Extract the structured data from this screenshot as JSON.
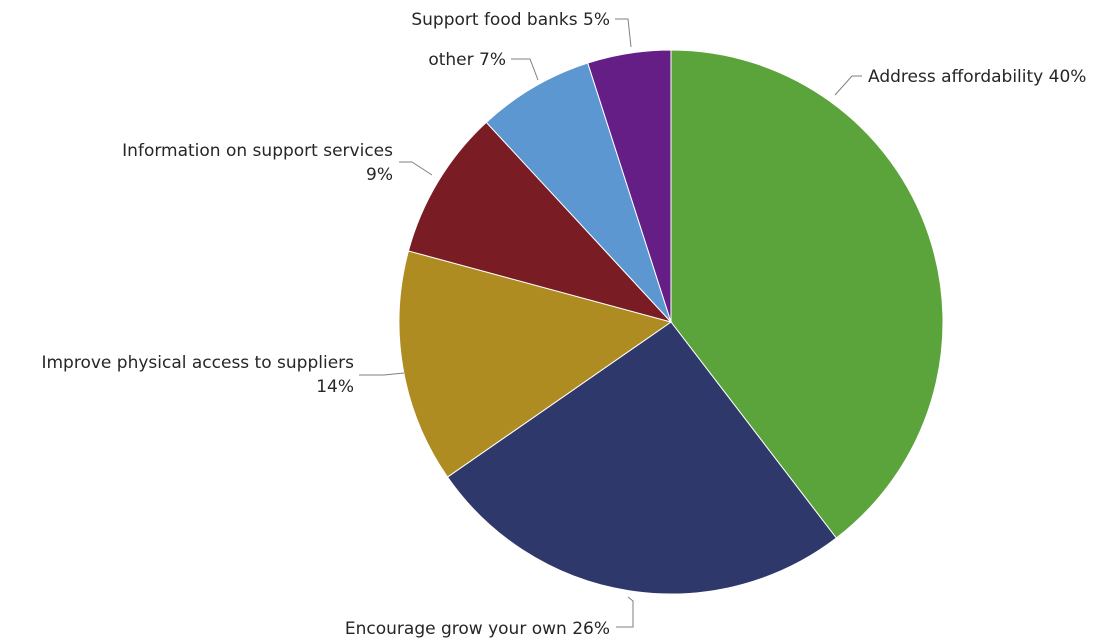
{
  "chart_data": {
    "type": "pie",
    "title": "",
    "slices": [
      {
        "label": "Address affordability",
        "value": 40,
        "value_text": "40%",
        "color": "#5ba43b"
      },
      {
        "label": "Encourage grow your own",
        "value": 26,
        "value_text": "26%",
        "color": "#2e386b"
      },
      {
        "label": "Improve physical access to suppliers",
        "value": 14,
        "value_text": "14%",
        "color": "#ae8c22"
      },
      {
        "label": "Information on support services",
        "value": 9,
        "value_text": "9%",
        "color": "#7a1c24"
      },
      {
        "label": "other",
        "value": 7,
        "value_text": "7%",
        "color": "#5d97d2"
      },
      {
        "label": "Support food banks",
        "value": 5,
        "value_text": "5%",
        "color": "#641e86"
      }
    ],
    "start_angle": "12 o'clock",
    "direction": "clockwise",
    "legend": "none",
    "data_labels": "outside with leader lines"
  }
}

::::::::::

→ **What is expected**
Using the material above, return every line exactly as it appears, minus the pictures.

→ **Answer to the exercise**
Extract the structured data from this screenshot as JSON.
{
  "chart_data": {
    "type": "pie",
    "title": "",
    "slices": [
      {
        "label": "Address affordability",
        "value": 40,
        "value_text": "40%",
        "color": "#5ba43b"
      },
      {
        "label": "Encourage grow your own",
        "value": 26,
        "value_text": "26%",
        "color": "#2e386b"
      },
      {
        "label": "Improve physical access to suppliers",
        "value": 14,
        "value_text": "14%",
        "color": "#ae8c22"
      },
      {
        "label": "Information on support services",
        "value": 9,
        "value_text": "9%",
        "color": "#7a1c24"
      },
      {
        "label": "other",
        "value": 7,
        "value_text": "7%",
        "color": "#5d97d2"
      },
      {
        "label": "Support food banks",
        "value": 5,
        "value_text": "5%",
        "color": "#641e86"
      }
    ],
    "start_angle": "12 o'clock",
    "direction": "clockwise",
    "legend": "none",
    "data_labels": "outside with leader lines"
  }
}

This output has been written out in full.